## WHAT TO PRODUCE
In the listing below, find every line with the string "Object" and pull it out.

Collected data entries
━━━

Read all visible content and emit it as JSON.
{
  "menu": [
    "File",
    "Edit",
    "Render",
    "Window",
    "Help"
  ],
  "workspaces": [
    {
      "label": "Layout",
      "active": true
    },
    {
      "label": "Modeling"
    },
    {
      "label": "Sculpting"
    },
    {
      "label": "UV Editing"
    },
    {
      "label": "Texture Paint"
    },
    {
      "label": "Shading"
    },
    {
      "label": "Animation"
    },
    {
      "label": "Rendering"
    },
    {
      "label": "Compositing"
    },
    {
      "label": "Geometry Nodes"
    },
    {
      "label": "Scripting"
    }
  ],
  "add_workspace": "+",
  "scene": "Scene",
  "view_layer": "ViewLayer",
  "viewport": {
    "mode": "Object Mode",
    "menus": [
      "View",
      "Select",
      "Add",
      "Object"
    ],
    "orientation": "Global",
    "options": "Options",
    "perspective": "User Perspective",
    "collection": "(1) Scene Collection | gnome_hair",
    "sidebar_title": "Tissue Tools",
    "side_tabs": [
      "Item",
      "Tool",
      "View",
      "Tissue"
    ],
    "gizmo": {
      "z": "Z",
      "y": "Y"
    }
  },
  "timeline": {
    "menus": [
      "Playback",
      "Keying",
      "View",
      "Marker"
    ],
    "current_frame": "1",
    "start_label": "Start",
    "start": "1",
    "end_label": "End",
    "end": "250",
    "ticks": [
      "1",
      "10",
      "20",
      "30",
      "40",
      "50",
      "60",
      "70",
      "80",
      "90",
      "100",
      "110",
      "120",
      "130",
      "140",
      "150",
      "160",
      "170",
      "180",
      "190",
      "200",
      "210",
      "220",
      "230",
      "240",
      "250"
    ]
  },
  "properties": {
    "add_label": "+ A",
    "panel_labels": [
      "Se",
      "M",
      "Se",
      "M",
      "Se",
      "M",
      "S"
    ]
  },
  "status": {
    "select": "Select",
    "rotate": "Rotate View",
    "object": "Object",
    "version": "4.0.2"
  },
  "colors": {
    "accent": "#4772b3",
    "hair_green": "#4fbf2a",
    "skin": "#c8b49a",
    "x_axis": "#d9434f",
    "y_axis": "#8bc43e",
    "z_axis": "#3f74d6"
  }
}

━━━

## EXERCISE ANSWER
    "mode": "Object Mode",
      "Object"
    "object": "Object",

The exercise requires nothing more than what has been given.